[Labeled region entries]
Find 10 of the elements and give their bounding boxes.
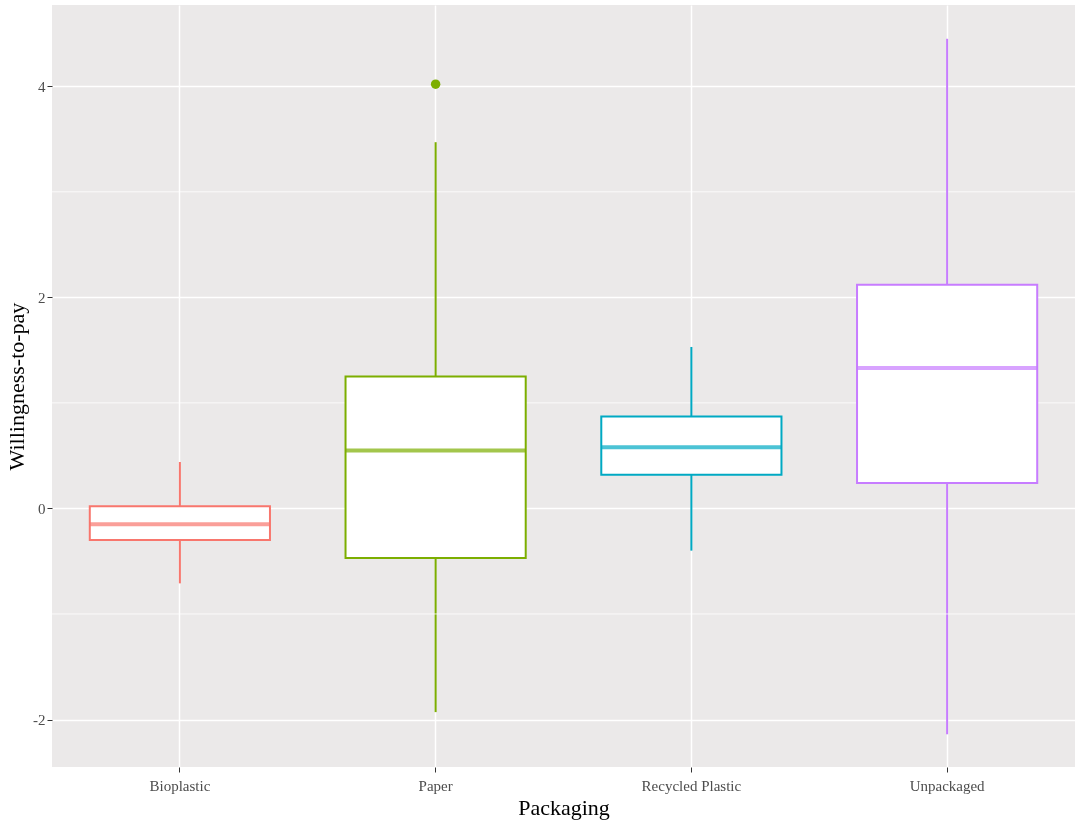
x-tick-label: Paper [418, 777, 453, 794]
x-tick-label: Recycled Plastic [641, 777, 742, 794]
y-axis-title: Willingness-to-pay [4, 302, 29, 471]
y-tick-label: 2 [38, 289, 46, 306]
x-axis-title: Packaging [518, 794, 610, 820]
y-tick-label: -2 [33, 712, 46, 729]
y-tick-label: 0 [38, 500, 46, 517]
x-tick-label: Bioplastic [149, 777, 211, 794]
x-tick-label: Unpackaged [909, 777, 986, 794]
y-tick-label: 4 [38, 78, 46, 95]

### Task requirements
Output these lines again word for word, leaving the pictures out of your answer.

### Problem solution
Find 10 of the elements and give their bounding boxes.
x-tick-label: Paper [418, 777, 453, 794]
x-tick-label: Recycled Plastic [641, 777, 742, 794]
y-axis-title: Willingness-to-pay [4, 302, 29, 471]
y-tick-label: 2 [38, 289, 46, 306]
x-axis-title: Packaging [518, 794, 610, 820]
y-tick-label: -2 [33, 712, 46, 729]
y-tick-label: 0 [38, 500, 46, 517]
x-tick-label: Bioplastic [149, 777, 211, 794]
x-tick-label: Unpackaged [909, 777, 986, 794]
y-tick-label: 4 [38, 78, 46, 95]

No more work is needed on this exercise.